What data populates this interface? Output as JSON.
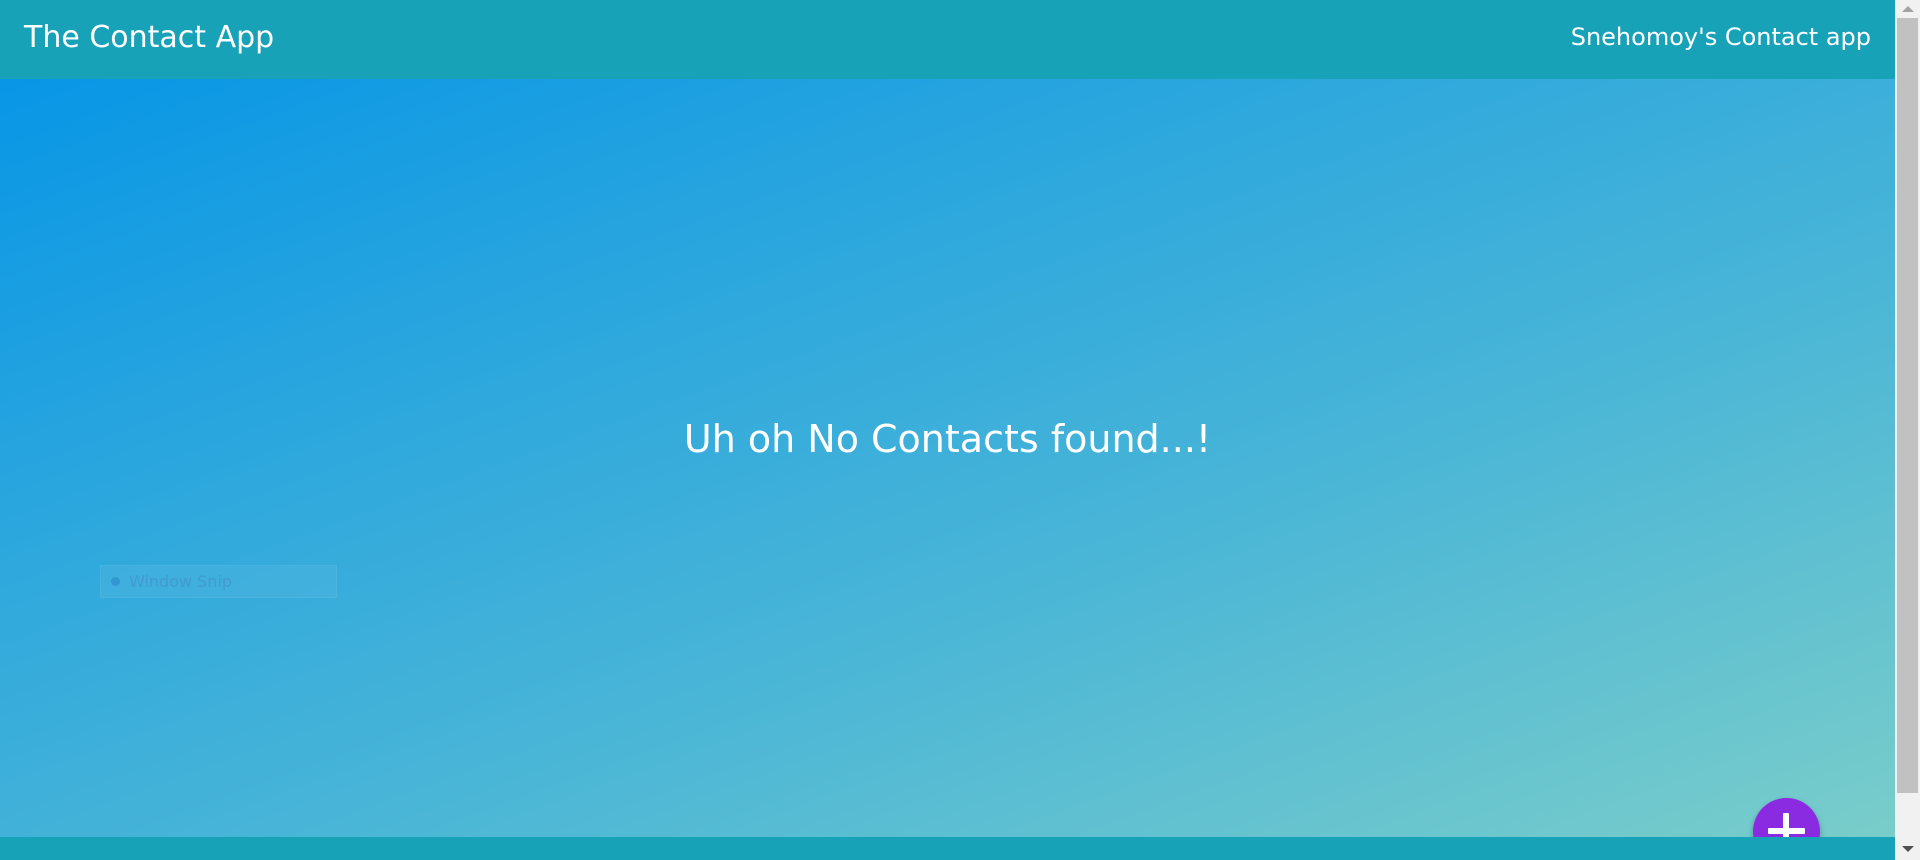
{
  "navbar": {
    "brand": "The Contact App",
    "right_text": "Snehomoy's Contact app"
  },
  "main": {
    "empty_message": "Uh oh No Contacts found...!"
  },
  "overlay": {
    "snip_label": "Window Snip"
  },
  "fab": {
    "icon": "plus-icon"
  },
  "colors": {
    "navbar": "#17a2b8",
    "fab": "#8a2be2",
    "gradient_start": "#0896e6",
    "gradient_end": "#79cdca"
  }
}
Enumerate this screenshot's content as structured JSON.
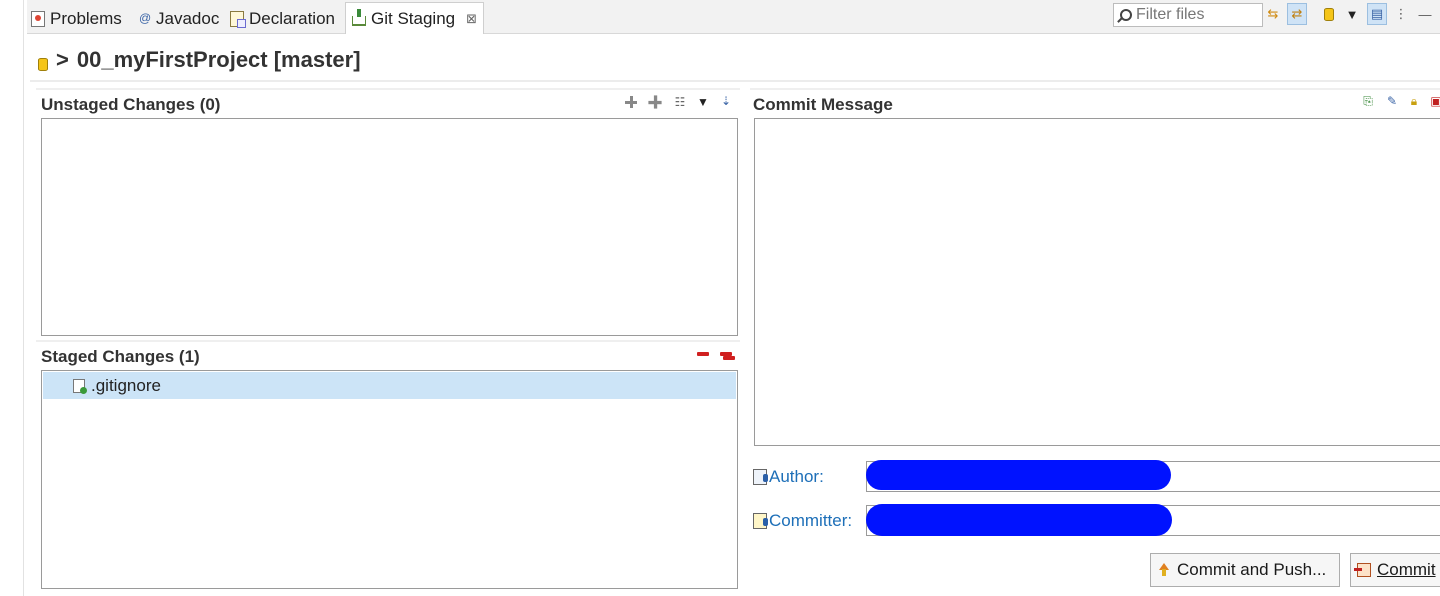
{
  "tabs": [
    {
      "label": "Problems",
      "icon": "problems-icon"
    },
    {
      "label": "Javadoc",
      "icon": "javadoc-icon"
    },
    {
      "label": "Declaration",
      "icon": "declaration-icon"
    },
    {
      "label": "Git Staging",
      "icon": "git-staging-icon",
      "active": true,
      "close": "⊠"
    }
  ],
  "toolbar": {
    "filter_placeholder": "Filter files",
    "icons": [
      "refresh-icon",
      "link-with-selection-icon",
      "repository-icon",
      "dropdown-icon",
      "layout-icon",
      "view-menu-icon",
      "minimize-icon"
    ]
  },
  "repo": {
    "prefix": ">",
    "title": "00_myFirstProject [master]"
  },
  "unstaged": {
    "title": "Unstaged Changes (0)",
    "items": []
  },
  "staged": {
    "title": "Staged Changes (1)",
    "items": [
      ".gitignore"
    ]
  },
  "commit": {
    "title": "Commit Message",
    "message": "",
    "author_label": "Author:",
    "committer_label": "Committer:",
    "commit_and_push_label": "Commit and Push...",
    "commit_label": "Commit"
  },
  "colors": {
    "selection": "#cce4f7",
    "link_blue": "#1d6fb8",
    "redaction": "#0012ff"
  }
}
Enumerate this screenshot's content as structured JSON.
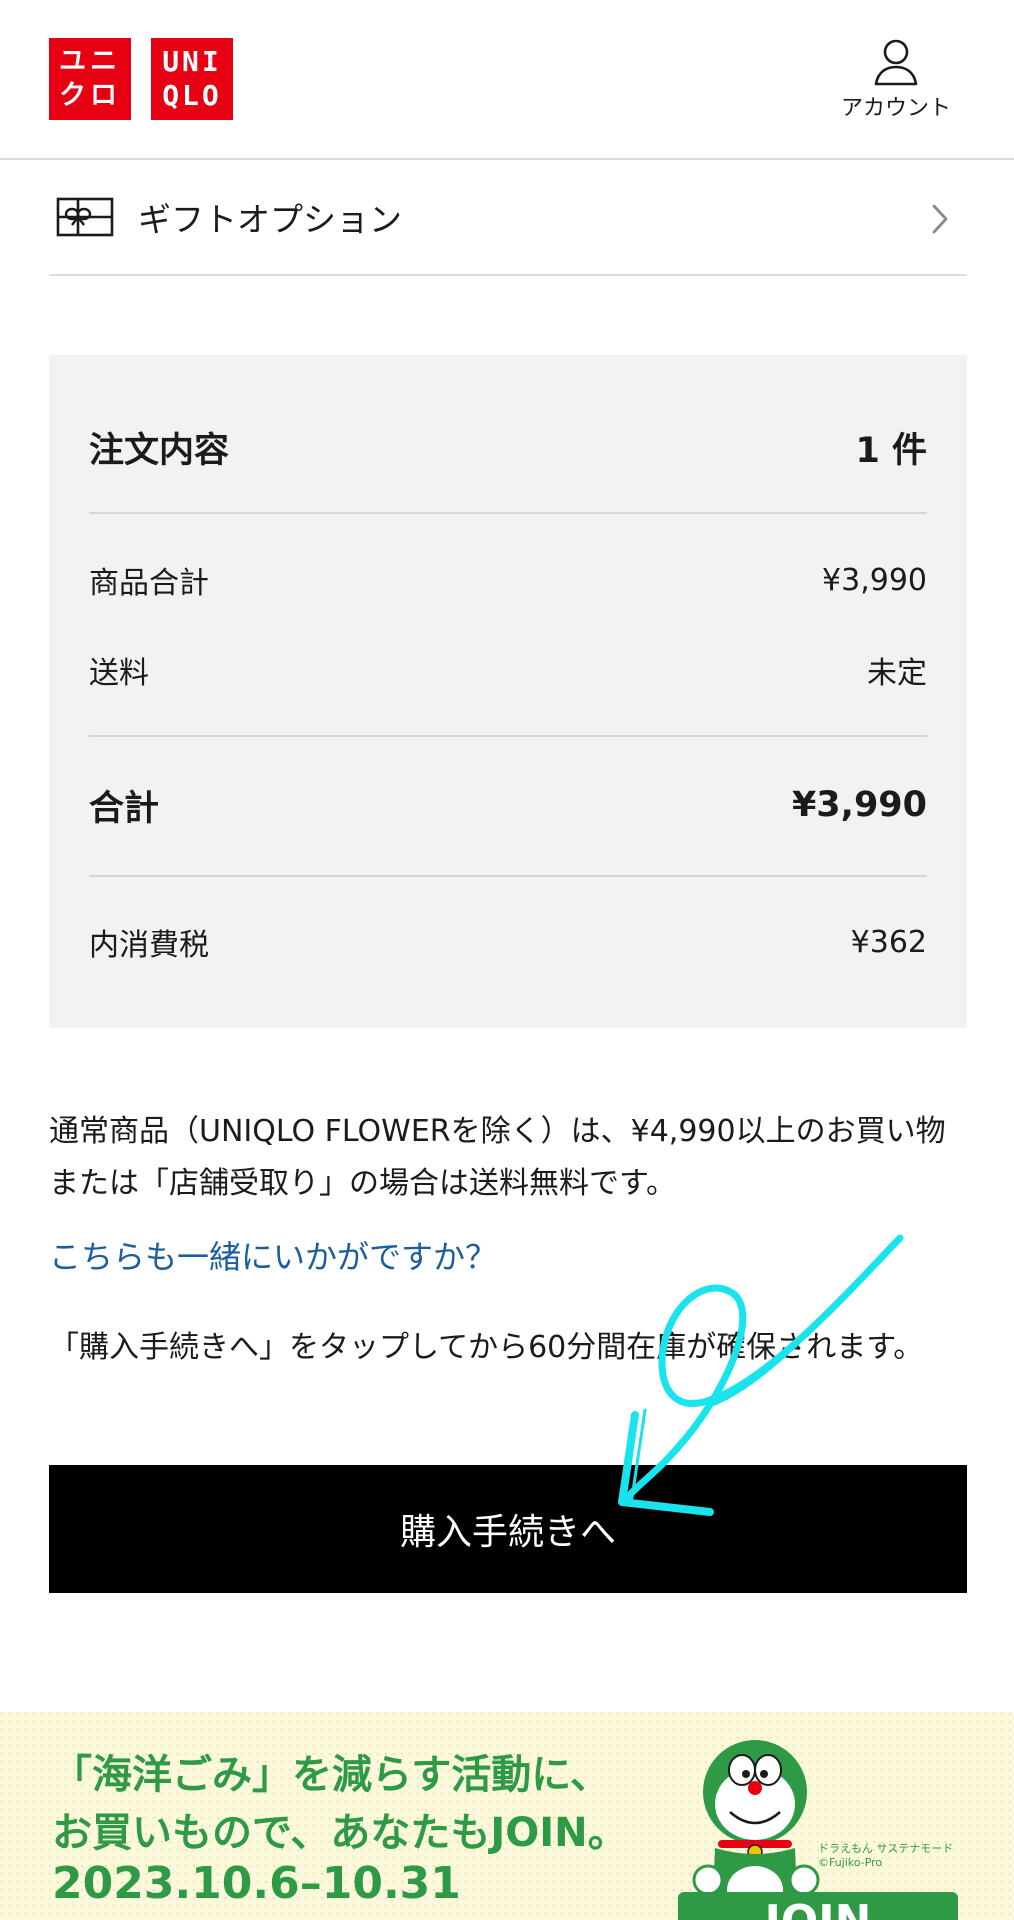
{
  "header": {
    "logo_jp": [
      "ユニ",
      "クロ"
    ],
    "logo_en": [
      "UNI",
      "QLO"
    ],
    "account_label": "アカウント"
  },
  "gift": {
    "label": "ギフトオプション"
  },
  "summary": {
    "title": "注文内容",
    "count": "1 件",
    "subtotal_label": "商品合計",
    "subtotal_value": "¥3,990",
    "shipping_label": "送料",
    "shipping_value": "未定",
    "total_label": "合計",
    "total_value": "¥3,990",
    "tax_label": "内消費税",
    "tax_value": "¥362"
  },
  "notes": {
    "shipping_note": "通常商品（UNIQLO FLOWERを除く）は、¥4,990以上のお買い物または「店舗受取り」の場合は送料無料です。",
    "recommend_link": "こちらも一緒にいかがですか？",
    "reserve_note": "「購入手続きへ」をタップしてから60分間在庫が確保されます。"
  },
  "checkout": {
    "label": "購入手続きへ"
  },
  "banner": {
    "line1": "「海洋ごみ」を減らす活動に、",
    "line2": "お買いもので、あなたもJOIN。",
    "line3": "2023.10.6–10.31",
    "credit1": "ドラえもん サステナモード",
    "credit2": "©Fujiko-Pro",
    "badge": "JOIN"
  },
  "colors": {
    "brand_red": "#e60012",
    "link_blue": "#1a5f9c",
    "button_black": "#000000",
    "summary_bg": "#f2f2f2",
    "banner_green": "#2f9a46",
    "annotation_cyan": "#19e3ec"
  }
}
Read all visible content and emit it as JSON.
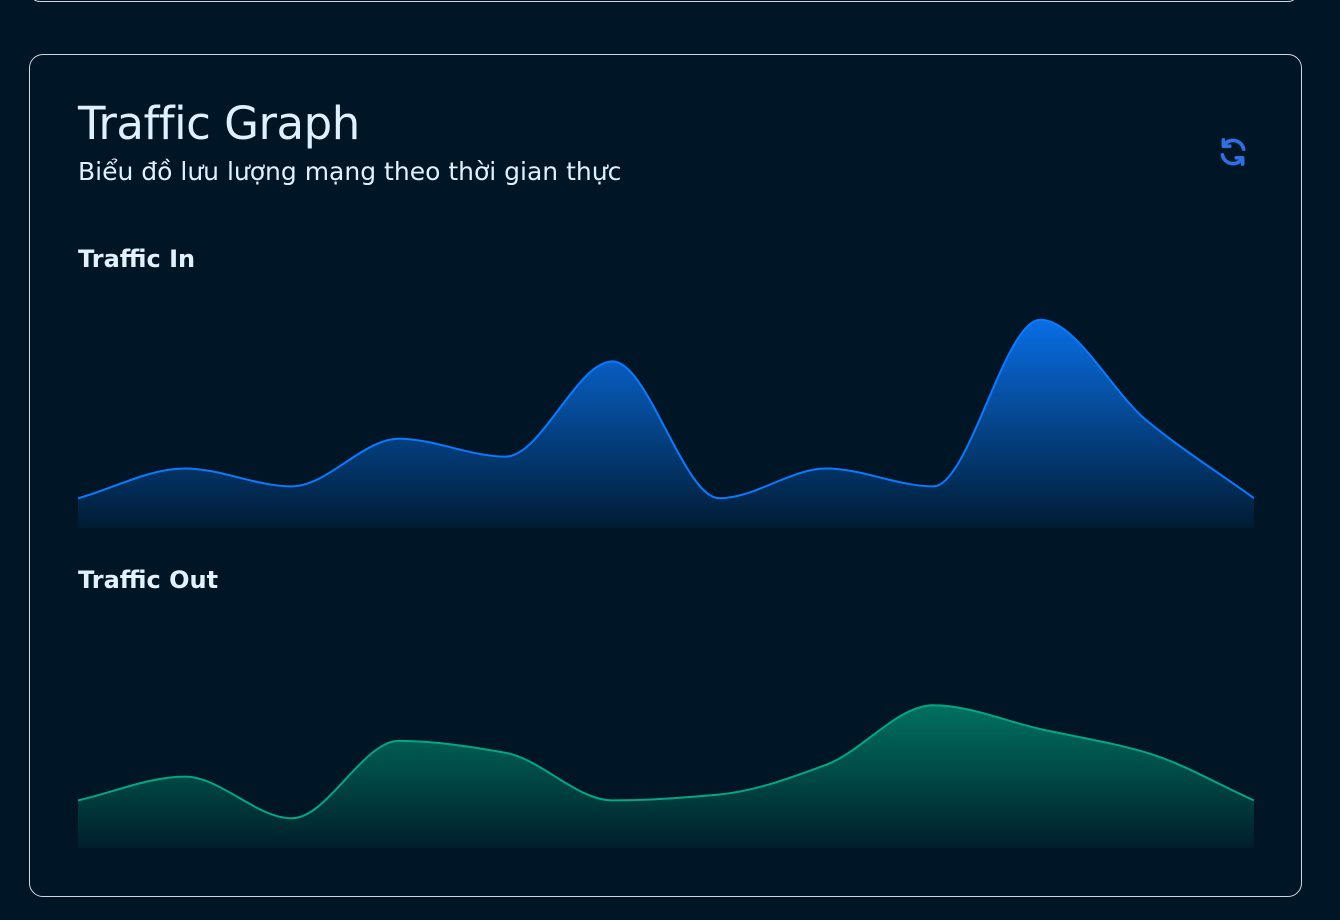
{
  "header": {
    "title": "Traffic Graph",
    "subtitle": "Biểu đồ lưu lượng mạng theo thời gian thực"
  },
  "refresh_button": {
    "icon": "refresh-icon",
    "color": "#2f6fe0"
  },
  "chart_data": [
    {
      "type": "area",
      "title": "Traffic In",
      "x": [
        0,
        1,
        2,
        3,
        4,
        5,
        6,
        7,
        8,
        9,
        10,
        11
      ],
      "values": [
        10,
        20,
        14,
        30,
        24,
        56,
        10,
        20,
        14,
        70,
        36,
        10
      ],
      "ylim": [
        0,
        80
      ],
      "color": "#0a7aff",
      "grid": false,
      "legend": "none"
    },
    {
      "type": "area",
      "title": "Traffic Out",
      "x": [
        0,
        1,
        2,
        3,
        4,
        5,
        6,
        7,
        8,
        9,
        10,
        11
      ],
      "values": [
        16,
        24,
        10,
        36,
        32,
        16,
        18,
        28,
        48,
        40,
        32,
        16
      ],
      "ylim": [
        0,
        80
      ],
      "color": "#00a884",
      "grid": false,
      "legend": "none"
    }
  ]
}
++++++++++
> **TASK REQUIREMENTS**: Each line of the data is to be duplicated exactly; pictures stay out of the copy.

> **WRITTEN RESPONSE**:
What data populates this interface? Output as JSON.
{
  "navbar": {
    "brand": "The Contact App",
    "right_text": "Snehomoy's Contact app"
  },
  "main": {
    "empty_message": "Uh oh No Contacts found...!"
  },
  "overlay": {
    "snip_label": "Window Snip"
  },
  "fab": {
    "icon": "plus-icon"
  },
  "colors": {
    "navbar": "#17a2b8",
    "fab": "#8a2be2",
    "gradient_start": "#0896e6",
    "gradient_end": "#79cdca"
  }
}
Enumerate this screenshot's content as structured JSON.
{
  "tabs": [
    {
      "label": "Problems",
      "icon": "problems-icon"
    },
    {
      "label": "Javadoc",
      "icon": "javadoc-icon"
    },
    {
      "label": "Declaration",
      "icon": "declaration-icon"
    },
    {
      "label": "Git Staging",
      "icon": "git-staging-icon",
      "active": true,
      "close": "⊠"
    }
  ],
  "toolbar": {
    "filter_placeholder": "Filter files",
    "icons": [
      "refresh-icon",
      "link-with-selection-icon",
      "repository-icon",
      "dropdown-icon",
      "layout-icon",
      "view-menu-icon",
      "minimize-icon"
    ]
  },
  "repo": {
    "prefix": ">",
    "title": "00_myFirstProject [master]"
  },
  "unstaged": {
    "title": "Unstaged Changes (0)",
    "items": []
  },
  "staged": {
    "title": "Staged Changes (1)",
    "items": [
      ".gitignore"
    ]
  },
  "commit": {
    "title": "Commit Message",
    "message": "",
    "author_label": "Author:",
    "committer_label": "Committer:",
    "commit_and_push_label": "Commit and Push...",
    "commit_label": "Commit"
  },
  "colors": {
    "selection": "#cce4f7",
    "link_blue": "#1d6fb8",
    "redaction": "#0012ff"
  }
}
Enumerate this screenshot's content as structured JSON.
{
  "header": {
    "logo_jp": [
      "ユニ",
      "クロ"
    ],
    "logo_en": [
      "UNI",
      "QLO"
    ],
    "account_label": "アカウント"
  },
  "gift": {
    "label": "ギフトオプション"
  },
  "summary": {
    "title": "注文内容",
    "count": "1 件",
    "subtotal_label": "商品合計",
    "subtotal_value": "¥3,990",
    "shipping_label": "送料",
    "shipping_value": "未定",
    "total_label": "合計",
    "total_value": "¥3,990",
    "tax_label": "内消費税",
    "tax_value": "¥362"
  },
  "notes": {
    "shipping_note": "通常商品（UNIQLO FLOWERを除く）は、¥4,990以上のお買い物または「店舗受取り」の場合は送料無料です。",
    "recommend_link": "こちらも一緒にいかがですか？",
    "reserve_note": "「購入手続きへ」をタップしてから60分間在庫が確保されます。"
  },
  "checkout": {
    "label": "購入手続きへ"
  },
  "banner": {
    "line1": "「海洋ごみ」を減らす活動に、",
    "line2": "お買いもので、あなたもJOIN。",
    "line3": "2023.10.6–10.31",
    "credit1": "ドラえもん サステナモード",
    "credit2": "©Fujiko-Pro",
    "badge": "JOIN"
  },
  "colors": {
    "brand_red": "#e60012",
    "link_blue": "#1a5f9c",
    "button_black": "#000000",
    "summary_bg": "#f2f2f2",
    "banner_green": "#2f9a46",
    "annotation_cyan": "#19e3ec"
  }
}
Read all visible content and emit it as JSON.
{
  "header": {
    "title": "Traffic Graph",
    "subtitle": "Biểu đồ lưu lượng mạng theo thời gian thực"
  },
  "refresh_button": {
    "icon": "refresh-icon",
    "color": "#2f6fe0"
  },
  "chart_data": [
    {
      "type": "area",
      "title": "Traffic In",
      "x": [
        0,
        1,
        2,
        3,
        4,
        5,
        6,
        7,
        8,
        9,
        10,
        11
      ],
      "values": [
        10,
        20,
        14,
        30,
        24,
        56,
        10,
        20,
        14,
        70,
        36,
        10
      ],
      "ylim": [
        0,
        80
      ],
      "color": "#0a7aff",
      "grid": false,
      "legend": "none"
    },
    {
      "type": "area",
      "title": "Traffic Out",
      "x": [
        0,
        1,
        2,
        3,
        4,
        5,
        6,
        7,
        8,
        9,
        10,
        11
      ],
      "values": [
        16,
        24,
        10,
        36,
        32,
        16,
        18,
        28,
        48,
        40,
        32,
        16
      ],
      "ylim": [
        0,
        80
      ],
      "color": "#00a884",
      "grid": false,
      "legend": "none"
    }
  ]
}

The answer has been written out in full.